From top to bottom, return the records that follow exactly.
»»
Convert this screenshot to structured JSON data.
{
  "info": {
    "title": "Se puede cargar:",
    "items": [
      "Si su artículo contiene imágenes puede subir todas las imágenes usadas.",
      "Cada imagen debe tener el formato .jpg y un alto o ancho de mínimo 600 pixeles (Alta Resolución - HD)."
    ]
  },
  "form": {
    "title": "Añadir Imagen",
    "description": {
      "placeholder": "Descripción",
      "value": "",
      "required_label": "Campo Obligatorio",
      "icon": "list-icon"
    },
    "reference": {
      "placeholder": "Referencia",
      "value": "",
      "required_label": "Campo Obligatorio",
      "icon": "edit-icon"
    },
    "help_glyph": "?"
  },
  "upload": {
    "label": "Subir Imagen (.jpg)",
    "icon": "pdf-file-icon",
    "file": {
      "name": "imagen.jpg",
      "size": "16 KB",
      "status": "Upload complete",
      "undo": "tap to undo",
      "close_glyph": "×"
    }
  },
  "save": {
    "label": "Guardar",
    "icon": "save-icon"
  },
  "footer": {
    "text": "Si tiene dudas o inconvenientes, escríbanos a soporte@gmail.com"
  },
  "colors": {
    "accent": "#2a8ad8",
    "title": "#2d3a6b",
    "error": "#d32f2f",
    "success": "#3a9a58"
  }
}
««
• **Task output**:
Convert this screenshot to structured JSON data.
{
  "info": {
    "title": "Se puede cargar:",
    "items": [
      "Si su artículo contiene imágenes puede subir todas las imágenes usadas.",
      "Cada imagen debe tener el formato .jpg y un alto o ancho de mínimo 600 pixeles (Alta Resolución - HD)."
    ]
  },
  "form": {
    "title": "Añadir Imagen",
    "description": {
      "placeholder": "Descripción",
      "value": "",
      "required_label": "Campo Obligatorio",
      "icon": "list-icon"
    },
    "reference": {
      "placeholder": "Referencia",
      "value": "",
      "required_label": "Campo Obligatorio",
      "icon": "edit-icon"
    },
    "help_glyph": "?"
  },
  "upload": {
    "label": "Subir Imagen (.jpg)",
    "icon": "pdf-file-icon",
    "file": {
      "name": "imagen.jpg",
      "size": "16 KB",
      "status": "Upload complete",
      "undo": "tap to undo",
      "close_glyph": "×"
    }
  },
  "save": {
    "label": "Guardar",
    "icon": "save-icon"
  },
  "footer": {
    "text": "Si tiene dudas o inconvenientes, escríbanos a soporte@gmail.com"
  },
  "colors": {
    "accent": "#2a8ad8",
    "title": "#2d3a6b",
    "error": "#d32f2f",
    "success": "#3a9a58"
  }
}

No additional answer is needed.